- _QUOTED PASSAGE_:
----

If Case Closed had been available to me when I first started looking into this subject, I never would have started down that rabbit hole of conspiratorial thinking in the first place.  Would have simply come to the conclusion ah, Oswald shot Kennedy and left it at that.  But I didn’t have access to that book back in the 70’s when I was into the subject.  I don’t even remember the titles of the books I did read; but I do remember The Men Who Killed Kennedy documentary being something I watched and rewatched many times, as well as the Oliver Stone film JFK which I remember receiving quite credibly.

Except for one thing.  The repeated mantra back and to the right which Stone puts in Garrison’s mouth in the film. I actually went back and reviewed the Zapruder film because of this, and discovered that the motion he insists is there really isn’t there at all.  The film clearly shows the headshot coming from the back and above, just as Posner says in the video.

But I didn’t have Posner.  I never ran across his book until I was listening to back episodes of the SGU (like so many good skeptical habits I have picked up) what I had was my own inability to ignore evidence when it is presented to me. What I stumbled across was this re-enactment (one of several) proving that the magic bullet was nothing of the kind. That the trajectory of the bullet is mappable and repeatable given an accurate reproduction of the events of that day.

First off is The Kennedy Assassination – Beyond Conspiracy. (That video is no longer available for streaming anywhere on the internet. My apologies. -ed.) The second source of video was a very detailed recreation of the exact poses of the victims taken from Zapruder film footage, poses that were mocked up by Anatomical Surrogates Technologies for the  documentary JFK: Beyond The Magic Bullet .

Unsolved History: JFK – Beyond the Magic Bullet Discovery channel programming. JFK: Beyond The Magic Bullet (Part 1), JFK: Beyond The Magic Bullet (Part 2)

Lastly we have the recreation of the headshot showing that the direction that Oswald fired from was indeed the only direction where the damage seen to the President’s head can be replicated.  For those who simply aren’t convinced by the replication of the magic bullet’s trajectory.

JFK Assassination – Head shot recreation (Part 1)
JFK Assassination – Head shot recreation (Part 2)

Conspiracy theorists will of course come up with reasons why this proves nothing. Personally I see no reason to continue pretending that Oswald did not kill Kennedy.  If you feel the forensic tests are simply not enough evidence, then I encourage you to pick up a copy of Case Closed.  If none of this suffices, then I suggest you look to your own mental barricades. If your beliefs cannot be falsified, it says as much about your failings as a critical thinker as it does the indefensibility of your opinions.

----

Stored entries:
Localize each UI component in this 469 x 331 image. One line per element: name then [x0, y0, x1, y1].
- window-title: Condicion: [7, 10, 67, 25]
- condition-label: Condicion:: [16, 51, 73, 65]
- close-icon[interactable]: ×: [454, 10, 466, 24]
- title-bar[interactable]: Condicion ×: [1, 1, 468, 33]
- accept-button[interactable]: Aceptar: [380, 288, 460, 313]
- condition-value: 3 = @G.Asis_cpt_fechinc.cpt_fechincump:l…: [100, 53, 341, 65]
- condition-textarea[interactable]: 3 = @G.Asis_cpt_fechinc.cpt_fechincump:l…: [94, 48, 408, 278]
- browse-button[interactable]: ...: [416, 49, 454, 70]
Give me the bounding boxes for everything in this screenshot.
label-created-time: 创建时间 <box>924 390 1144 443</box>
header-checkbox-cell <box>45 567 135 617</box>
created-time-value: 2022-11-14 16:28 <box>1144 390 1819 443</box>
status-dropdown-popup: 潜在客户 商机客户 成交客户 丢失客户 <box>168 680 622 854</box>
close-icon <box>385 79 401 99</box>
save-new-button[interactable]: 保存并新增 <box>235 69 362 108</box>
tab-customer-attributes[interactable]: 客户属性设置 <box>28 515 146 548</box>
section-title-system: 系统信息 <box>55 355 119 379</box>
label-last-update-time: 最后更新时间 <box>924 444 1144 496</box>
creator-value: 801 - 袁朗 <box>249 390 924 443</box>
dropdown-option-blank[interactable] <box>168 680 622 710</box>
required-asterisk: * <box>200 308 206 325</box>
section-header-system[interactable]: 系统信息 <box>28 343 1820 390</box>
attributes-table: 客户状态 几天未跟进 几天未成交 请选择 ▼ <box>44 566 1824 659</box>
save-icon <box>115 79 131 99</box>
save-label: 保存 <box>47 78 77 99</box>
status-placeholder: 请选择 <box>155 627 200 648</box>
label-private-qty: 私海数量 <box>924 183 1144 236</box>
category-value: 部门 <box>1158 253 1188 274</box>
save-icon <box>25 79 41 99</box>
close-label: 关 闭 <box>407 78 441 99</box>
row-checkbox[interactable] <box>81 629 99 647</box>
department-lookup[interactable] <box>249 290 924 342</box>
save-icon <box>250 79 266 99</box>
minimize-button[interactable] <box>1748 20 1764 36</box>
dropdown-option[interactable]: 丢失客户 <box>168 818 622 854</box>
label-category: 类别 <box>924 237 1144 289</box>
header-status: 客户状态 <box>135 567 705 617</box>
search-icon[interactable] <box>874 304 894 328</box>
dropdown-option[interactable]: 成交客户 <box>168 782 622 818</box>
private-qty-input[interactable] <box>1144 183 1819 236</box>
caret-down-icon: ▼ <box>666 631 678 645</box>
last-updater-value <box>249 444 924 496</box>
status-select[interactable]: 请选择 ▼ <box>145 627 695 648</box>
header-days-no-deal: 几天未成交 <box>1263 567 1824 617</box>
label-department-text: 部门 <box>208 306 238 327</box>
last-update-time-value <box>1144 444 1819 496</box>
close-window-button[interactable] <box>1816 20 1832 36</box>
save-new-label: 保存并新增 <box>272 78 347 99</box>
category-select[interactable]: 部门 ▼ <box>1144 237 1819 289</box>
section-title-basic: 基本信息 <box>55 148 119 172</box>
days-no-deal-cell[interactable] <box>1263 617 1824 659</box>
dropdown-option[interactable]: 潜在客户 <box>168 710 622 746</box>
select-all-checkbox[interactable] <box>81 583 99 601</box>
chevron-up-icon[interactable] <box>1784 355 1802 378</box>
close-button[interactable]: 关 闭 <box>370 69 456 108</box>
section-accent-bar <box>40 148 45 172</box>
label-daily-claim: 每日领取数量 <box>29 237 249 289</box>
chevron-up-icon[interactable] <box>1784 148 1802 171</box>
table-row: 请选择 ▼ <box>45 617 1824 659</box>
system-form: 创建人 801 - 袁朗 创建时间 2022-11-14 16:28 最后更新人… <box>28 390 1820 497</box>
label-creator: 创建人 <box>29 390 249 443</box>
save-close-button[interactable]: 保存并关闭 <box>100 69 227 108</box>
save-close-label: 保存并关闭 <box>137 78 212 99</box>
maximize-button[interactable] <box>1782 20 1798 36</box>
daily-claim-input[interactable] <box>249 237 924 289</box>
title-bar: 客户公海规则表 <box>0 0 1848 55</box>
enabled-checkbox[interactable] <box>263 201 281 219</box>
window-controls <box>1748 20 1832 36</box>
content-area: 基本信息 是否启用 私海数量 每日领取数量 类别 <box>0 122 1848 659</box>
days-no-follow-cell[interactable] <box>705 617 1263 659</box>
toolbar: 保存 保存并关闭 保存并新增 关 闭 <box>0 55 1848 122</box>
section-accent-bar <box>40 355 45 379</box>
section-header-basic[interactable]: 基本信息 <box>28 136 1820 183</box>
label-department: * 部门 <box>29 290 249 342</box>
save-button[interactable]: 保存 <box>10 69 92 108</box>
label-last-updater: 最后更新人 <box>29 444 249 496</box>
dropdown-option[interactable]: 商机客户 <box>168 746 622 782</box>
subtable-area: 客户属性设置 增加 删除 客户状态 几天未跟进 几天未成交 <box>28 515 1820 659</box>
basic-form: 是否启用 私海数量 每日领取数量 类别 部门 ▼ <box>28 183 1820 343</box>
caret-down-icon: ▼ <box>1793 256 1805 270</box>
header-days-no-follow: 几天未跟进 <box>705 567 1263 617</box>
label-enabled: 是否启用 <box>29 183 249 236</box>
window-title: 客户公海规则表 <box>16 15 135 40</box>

----

- _THE PROBLEM_: Print the passage on the Kennedy assassination word for word, starting at "Lastly we have" and ending at "magic bullet’s trajectory.".

- _THE OUTPUT_:
Lastly we have the recreation of the headshot showing that the direction that Oswald fired from was indeed the only direction where the damage seen to the President’s head can be replicated.  For those who simply aren’t convinced by the replication of the magic bullet’s trajectory.